QUOTED PASSAGE.
----
As China racked up an impressive record of economic growth over the last 30 years, a myth sprouted that Beijing had invented a new model for eradicating poverty from the developing world. While other East Asian "miracles" also experienced their own adolescent growth spurts, China was remarkable for the way in which it compressed social and economic change into such a short period, while at the same time the Communist Party fended off demands for political reform. Especially in the last decade, the technocrats dazzled the world by always managing to bring growth in above target.
Now we are learning that the growth, while not exactly a mirage, was unsustainable. As Michael Pettis writes in this issue, in hindsight the decade from 1998-2008 looks more like an aberration than the dawning of a new era. After the 1997 crisis, Asian governments responded by accumulating ever larger foreign-exchange reserves. This fueled a global expansion of liquidity that led to self-reinforcing trends of rising investment in Asia and rising consumption in the U.S.
Stephen Green analyzes China’s predicament and finds that it is much worse than the official statistics would suggest. Various proxy indicators show the economy has fallen off a cliff. Growth in the next year will be well below the level needed to keep mass unemployment at bay.
The point here is not to assign blame, although there are lessons here for policy makers. The immediate priority is what to do now. And Mr. Pettis warns that the bulk of the readjustment is going to fall on China, much as it did on the U.S. in the 1930s. Either domestic demand will pick up to absorb the overcapacity or production will drop.
----
DATA SEGMENT.
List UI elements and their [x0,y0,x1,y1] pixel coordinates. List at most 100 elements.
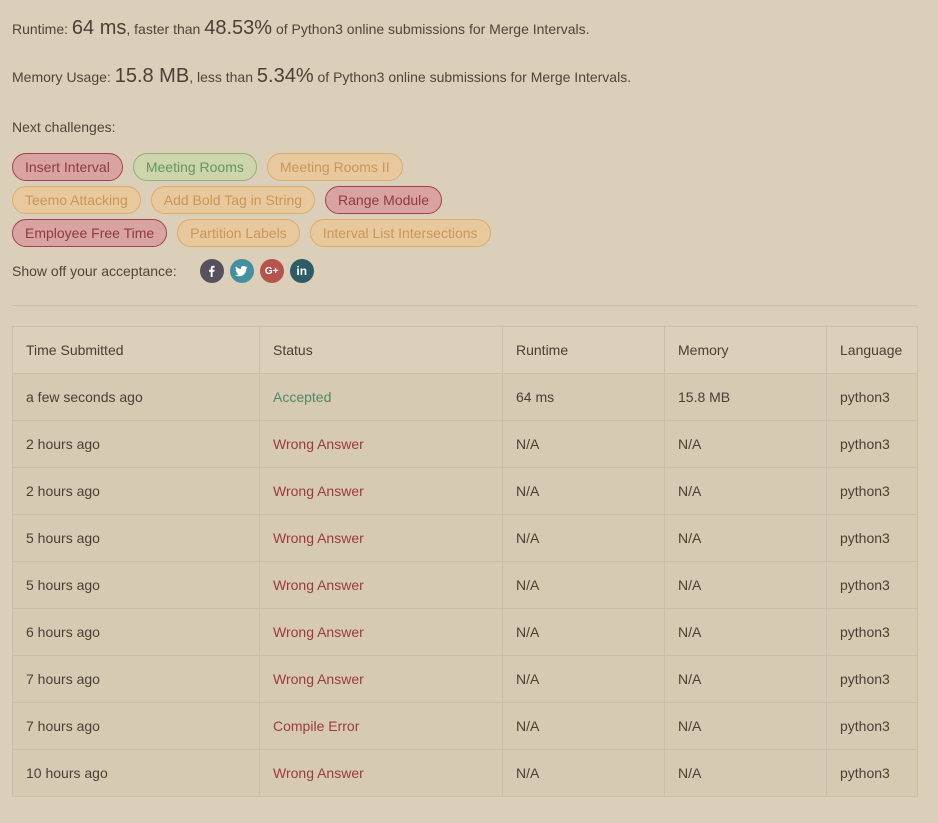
----
PROBLEMS TO WORK ON.
(1) In the piece on China's economic growth, why did China stand out from the other East Asian "miracles"? Answer in one to three sentences.
(2) In the piece on China's economic growth, who finds that China's predicament is much worse than the official statistics would suggest?
You won't need the lines for any of this.

EXERCISE RESPONSES.
(1) China packed its social and economic change into a very short period. At the same time, the Communist Party held off demands for political reform.

(2) Stephen Green.